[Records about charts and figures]
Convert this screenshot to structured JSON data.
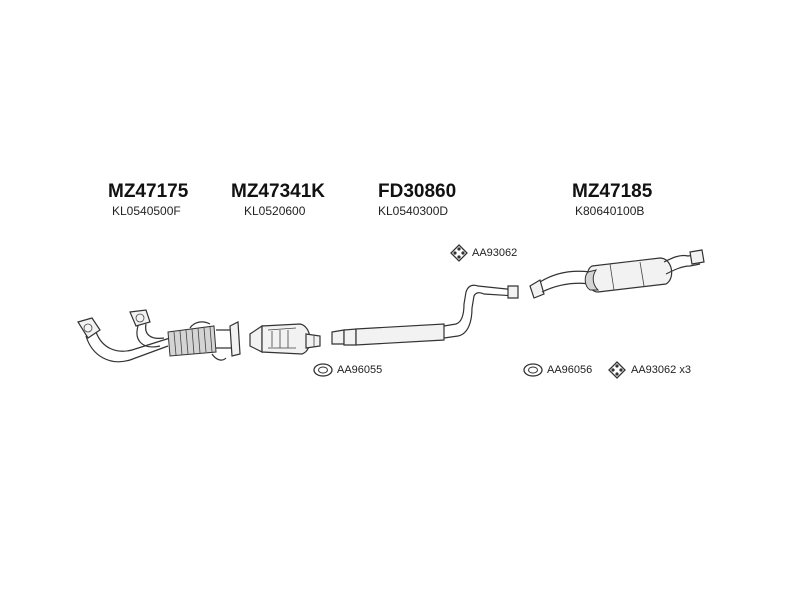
{
  "parts": [
    {
      "part_number": "MZ47175",
      "ref_number": "KL0540500F"
    },
    {
      "part_number": "MZ47341K",
      "ref_number": "KL0520600"
    },
    {
      "part_number": "FD30860",
      "ref_number": "KL0540300D"
    },
    {
      "part_number": "MZ47185",
      "ref_number": "K80640100B"
    }
  ],
  "accessories": [
    {
      "code": "AA93062",
      "icon": "diamond-gasket-icon"
    },
    {
      "code": "AA96055",
      "icon": "oval-gasket-icon"
    },
    {
      "code": "AA96056",
      "icon": "oval-gasket-icon"
    },
    {
      "code": "AA93062 x3",
      "icon": "diamond-gasket-icon"
    }
  ]
}
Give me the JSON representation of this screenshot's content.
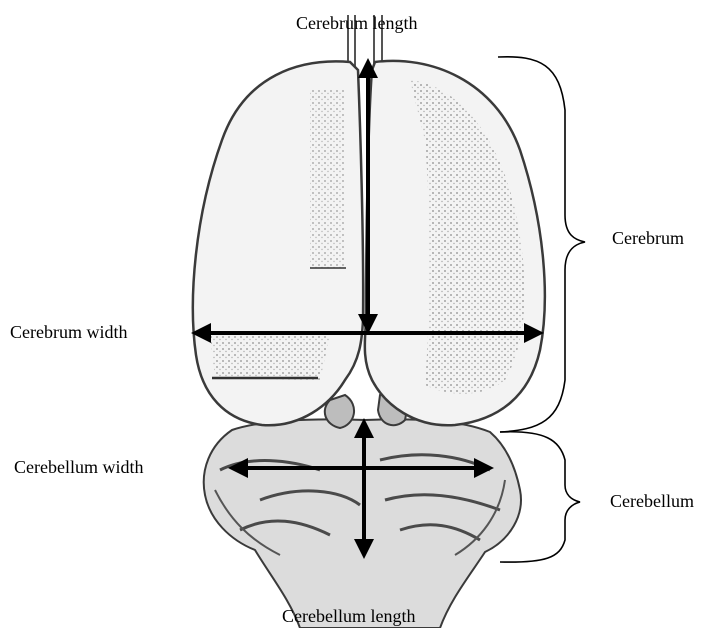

Set exercise> All the records need to be repeated exactly, with the images dropped.

Written solution>
Convert this screenshot to structured JSON data.
{
  "parts": [
    {
      "part_number": "MZ47175",
      "ref_number": "KL0540500F"
    },
    {
      "part_number": "MZ47341K",
      "ref_number": "KL0520600"
    },
    {
      "part_number": "FD30860",
      "ref_number": "KL0540300D"
    },
    {
      "part_number": "MZ47185",
      "ref_number": "K80640100B"
    }
  ],
  "accessories": [
    {
      "code": "AA93062",
      "icon": "diamond-gasket-icon"
    },
    {
      "code": "AA96055",
      "icon": "oval-gasket-icon"
    },
    {
      "code": "AA96056",
      "icon": "oval-gasket-icon"
    },
    {
      "code": "AA93062 x3",
      "icon": "diamond-gasket-icon"
    }
  ]
}
Give me the JSON representation of this screenshot's content.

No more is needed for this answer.